* **What this task involves**
Search the listing for "bottom" and copy every line where it appears.

[Rows from a figure dataset]
▽

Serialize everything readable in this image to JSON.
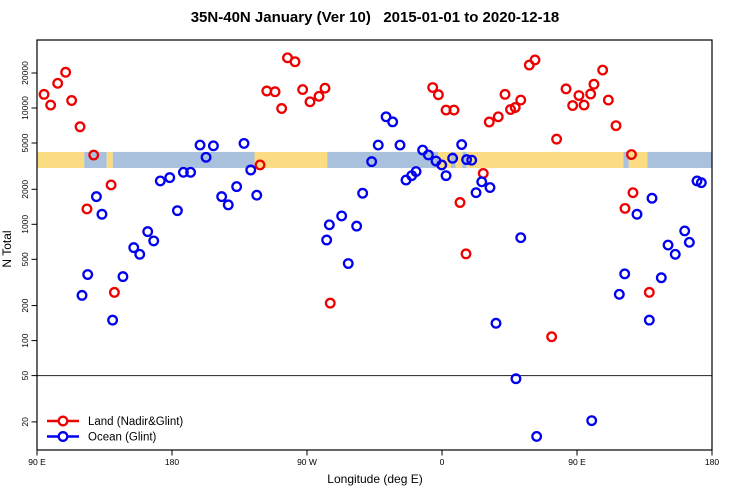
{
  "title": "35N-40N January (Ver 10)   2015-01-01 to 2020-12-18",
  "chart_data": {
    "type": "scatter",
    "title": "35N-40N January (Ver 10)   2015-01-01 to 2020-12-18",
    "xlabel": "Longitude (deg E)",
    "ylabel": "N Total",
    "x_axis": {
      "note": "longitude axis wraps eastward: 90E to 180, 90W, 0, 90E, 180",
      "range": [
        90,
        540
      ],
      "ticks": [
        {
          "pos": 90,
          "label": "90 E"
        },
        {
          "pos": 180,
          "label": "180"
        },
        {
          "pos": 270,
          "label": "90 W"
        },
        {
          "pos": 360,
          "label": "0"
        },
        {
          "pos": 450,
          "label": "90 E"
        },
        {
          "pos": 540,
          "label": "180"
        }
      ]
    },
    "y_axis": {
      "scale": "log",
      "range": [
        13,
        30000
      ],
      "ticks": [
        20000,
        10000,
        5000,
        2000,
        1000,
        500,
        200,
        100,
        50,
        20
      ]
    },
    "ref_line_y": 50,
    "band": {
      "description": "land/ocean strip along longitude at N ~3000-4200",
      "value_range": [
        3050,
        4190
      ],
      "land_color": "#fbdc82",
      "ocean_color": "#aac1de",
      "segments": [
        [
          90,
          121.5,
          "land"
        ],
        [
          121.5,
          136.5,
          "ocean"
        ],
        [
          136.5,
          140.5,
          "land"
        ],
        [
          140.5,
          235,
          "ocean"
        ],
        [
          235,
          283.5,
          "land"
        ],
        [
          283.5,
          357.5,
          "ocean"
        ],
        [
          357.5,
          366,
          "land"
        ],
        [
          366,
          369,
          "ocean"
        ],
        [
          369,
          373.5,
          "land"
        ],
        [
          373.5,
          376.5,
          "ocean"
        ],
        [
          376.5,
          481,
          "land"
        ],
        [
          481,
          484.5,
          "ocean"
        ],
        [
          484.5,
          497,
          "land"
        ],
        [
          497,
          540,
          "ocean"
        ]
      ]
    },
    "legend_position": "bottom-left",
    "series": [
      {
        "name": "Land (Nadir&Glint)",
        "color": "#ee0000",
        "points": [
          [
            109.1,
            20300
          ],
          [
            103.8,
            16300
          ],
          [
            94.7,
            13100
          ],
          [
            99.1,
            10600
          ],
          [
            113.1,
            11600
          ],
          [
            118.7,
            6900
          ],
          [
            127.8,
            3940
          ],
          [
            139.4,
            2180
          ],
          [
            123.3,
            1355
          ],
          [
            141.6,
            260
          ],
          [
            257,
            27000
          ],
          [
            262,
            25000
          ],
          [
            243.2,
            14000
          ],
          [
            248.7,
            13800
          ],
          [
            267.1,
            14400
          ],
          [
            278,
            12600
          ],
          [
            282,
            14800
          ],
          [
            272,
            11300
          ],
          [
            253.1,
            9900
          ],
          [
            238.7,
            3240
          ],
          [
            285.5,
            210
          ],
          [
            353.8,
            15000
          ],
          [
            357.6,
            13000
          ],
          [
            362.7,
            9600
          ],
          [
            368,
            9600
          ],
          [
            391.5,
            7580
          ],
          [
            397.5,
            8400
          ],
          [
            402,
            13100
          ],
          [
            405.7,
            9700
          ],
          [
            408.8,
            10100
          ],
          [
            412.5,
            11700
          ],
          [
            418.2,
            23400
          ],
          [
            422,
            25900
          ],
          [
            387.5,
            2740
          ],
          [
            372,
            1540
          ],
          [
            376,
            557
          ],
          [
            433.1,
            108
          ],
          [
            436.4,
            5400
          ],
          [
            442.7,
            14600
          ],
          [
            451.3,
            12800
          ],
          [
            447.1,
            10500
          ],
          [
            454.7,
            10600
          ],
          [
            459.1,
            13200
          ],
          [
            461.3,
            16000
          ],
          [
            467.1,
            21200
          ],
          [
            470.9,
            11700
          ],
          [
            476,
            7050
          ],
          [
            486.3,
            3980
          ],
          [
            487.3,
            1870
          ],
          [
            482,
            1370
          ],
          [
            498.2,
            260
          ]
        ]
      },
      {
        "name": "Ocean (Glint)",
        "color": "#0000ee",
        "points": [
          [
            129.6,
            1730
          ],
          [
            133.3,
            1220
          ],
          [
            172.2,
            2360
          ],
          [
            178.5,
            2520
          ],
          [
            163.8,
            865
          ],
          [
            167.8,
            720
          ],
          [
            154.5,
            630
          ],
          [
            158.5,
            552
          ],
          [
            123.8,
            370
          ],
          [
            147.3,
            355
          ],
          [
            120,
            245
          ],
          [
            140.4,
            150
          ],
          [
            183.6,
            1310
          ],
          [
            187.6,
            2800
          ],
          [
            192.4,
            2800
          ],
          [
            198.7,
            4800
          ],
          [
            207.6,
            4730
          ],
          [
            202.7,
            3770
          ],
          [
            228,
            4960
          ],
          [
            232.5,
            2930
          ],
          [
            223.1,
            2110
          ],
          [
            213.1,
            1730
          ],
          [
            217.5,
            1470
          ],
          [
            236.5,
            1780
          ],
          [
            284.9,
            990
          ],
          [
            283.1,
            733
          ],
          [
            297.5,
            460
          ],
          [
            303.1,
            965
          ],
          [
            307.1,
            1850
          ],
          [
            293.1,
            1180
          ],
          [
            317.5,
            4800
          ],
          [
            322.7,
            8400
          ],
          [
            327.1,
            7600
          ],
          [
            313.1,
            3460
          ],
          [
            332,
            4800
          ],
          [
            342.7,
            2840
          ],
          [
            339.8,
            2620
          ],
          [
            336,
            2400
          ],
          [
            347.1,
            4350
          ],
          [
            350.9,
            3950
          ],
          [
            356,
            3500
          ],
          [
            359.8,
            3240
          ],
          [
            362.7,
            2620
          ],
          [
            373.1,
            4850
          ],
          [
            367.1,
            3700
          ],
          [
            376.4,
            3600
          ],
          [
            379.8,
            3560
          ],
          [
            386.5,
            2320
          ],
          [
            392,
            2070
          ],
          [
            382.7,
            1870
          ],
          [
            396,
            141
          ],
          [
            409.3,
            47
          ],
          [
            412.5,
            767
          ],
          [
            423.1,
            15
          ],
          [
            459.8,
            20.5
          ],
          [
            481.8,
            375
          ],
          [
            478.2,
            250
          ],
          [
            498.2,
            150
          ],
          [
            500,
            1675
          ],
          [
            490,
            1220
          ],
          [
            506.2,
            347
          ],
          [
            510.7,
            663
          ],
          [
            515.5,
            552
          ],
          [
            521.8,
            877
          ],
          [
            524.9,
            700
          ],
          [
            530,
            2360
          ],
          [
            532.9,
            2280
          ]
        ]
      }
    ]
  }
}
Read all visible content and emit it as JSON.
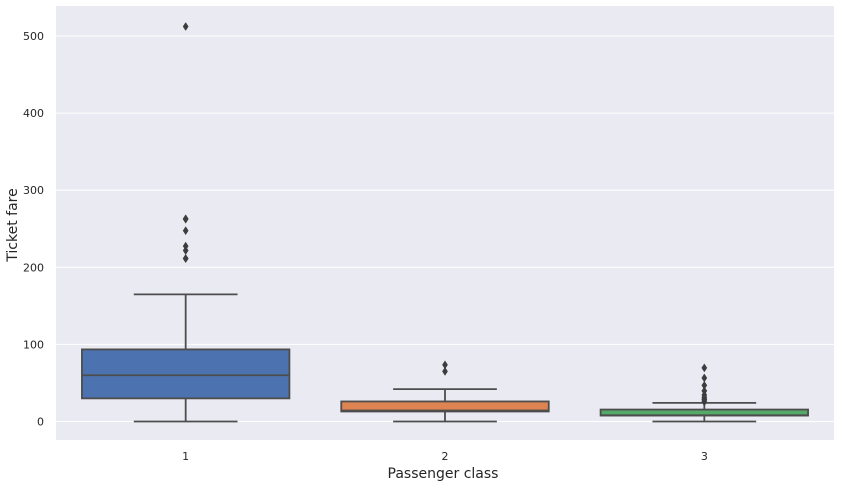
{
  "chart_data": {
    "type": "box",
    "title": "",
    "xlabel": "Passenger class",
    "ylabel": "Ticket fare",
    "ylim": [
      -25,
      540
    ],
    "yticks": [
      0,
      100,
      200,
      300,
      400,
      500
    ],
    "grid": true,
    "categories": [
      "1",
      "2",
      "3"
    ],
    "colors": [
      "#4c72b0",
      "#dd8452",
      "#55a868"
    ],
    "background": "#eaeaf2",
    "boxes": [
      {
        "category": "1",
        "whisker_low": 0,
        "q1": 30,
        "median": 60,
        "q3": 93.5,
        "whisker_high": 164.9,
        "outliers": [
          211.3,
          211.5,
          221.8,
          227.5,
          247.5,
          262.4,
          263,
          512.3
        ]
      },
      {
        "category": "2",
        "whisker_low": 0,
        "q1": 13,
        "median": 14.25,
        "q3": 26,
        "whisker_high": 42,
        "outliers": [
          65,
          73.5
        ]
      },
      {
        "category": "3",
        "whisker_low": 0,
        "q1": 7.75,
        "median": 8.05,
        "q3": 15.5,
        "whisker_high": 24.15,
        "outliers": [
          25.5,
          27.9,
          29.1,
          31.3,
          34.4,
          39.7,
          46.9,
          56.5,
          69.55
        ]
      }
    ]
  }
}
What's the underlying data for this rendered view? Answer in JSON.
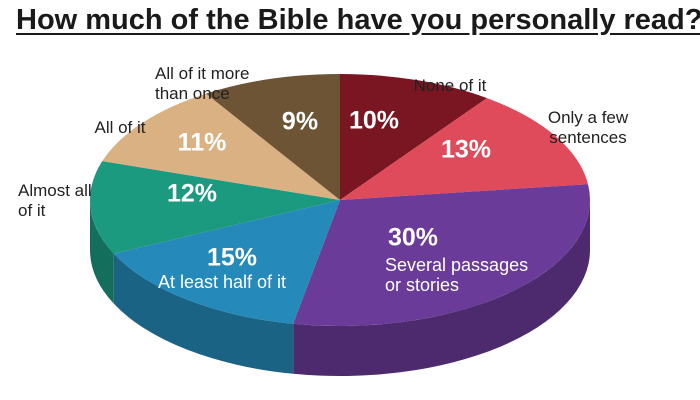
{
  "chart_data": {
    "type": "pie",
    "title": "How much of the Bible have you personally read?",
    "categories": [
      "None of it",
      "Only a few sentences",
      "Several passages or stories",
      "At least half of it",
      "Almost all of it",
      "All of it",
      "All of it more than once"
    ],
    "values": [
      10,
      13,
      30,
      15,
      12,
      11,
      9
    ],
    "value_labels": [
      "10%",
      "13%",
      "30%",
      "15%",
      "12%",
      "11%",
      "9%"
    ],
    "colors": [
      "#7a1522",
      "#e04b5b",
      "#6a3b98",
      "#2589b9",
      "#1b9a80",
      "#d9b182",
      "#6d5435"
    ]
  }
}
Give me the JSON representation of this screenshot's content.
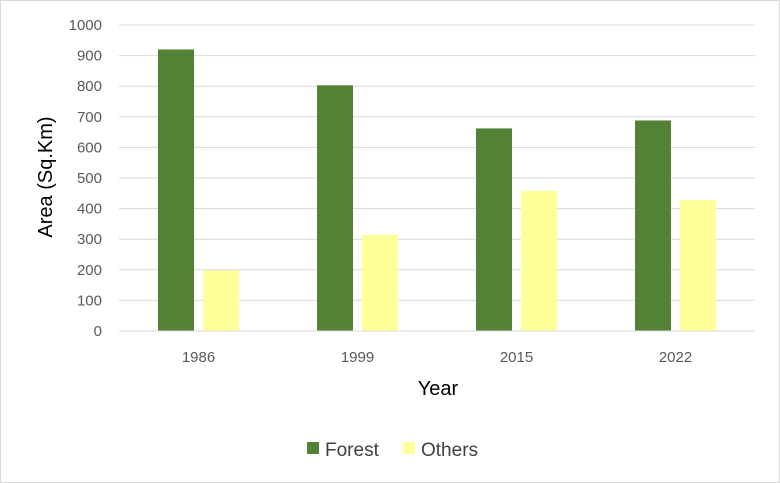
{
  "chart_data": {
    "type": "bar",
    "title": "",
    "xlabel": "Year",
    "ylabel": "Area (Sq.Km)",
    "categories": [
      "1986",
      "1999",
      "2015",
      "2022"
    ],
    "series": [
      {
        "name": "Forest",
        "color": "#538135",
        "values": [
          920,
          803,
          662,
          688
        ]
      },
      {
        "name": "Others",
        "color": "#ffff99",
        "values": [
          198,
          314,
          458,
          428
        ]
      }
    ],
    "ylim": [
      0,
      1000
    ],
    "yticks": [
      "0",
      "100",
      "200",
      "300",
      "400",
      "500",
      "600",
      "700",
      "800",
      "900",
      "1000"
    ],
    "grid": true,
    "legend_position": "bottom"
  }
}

△

* **Exercise response**
    "legend_position": "bottom-left",
    "legend_position": "bottom"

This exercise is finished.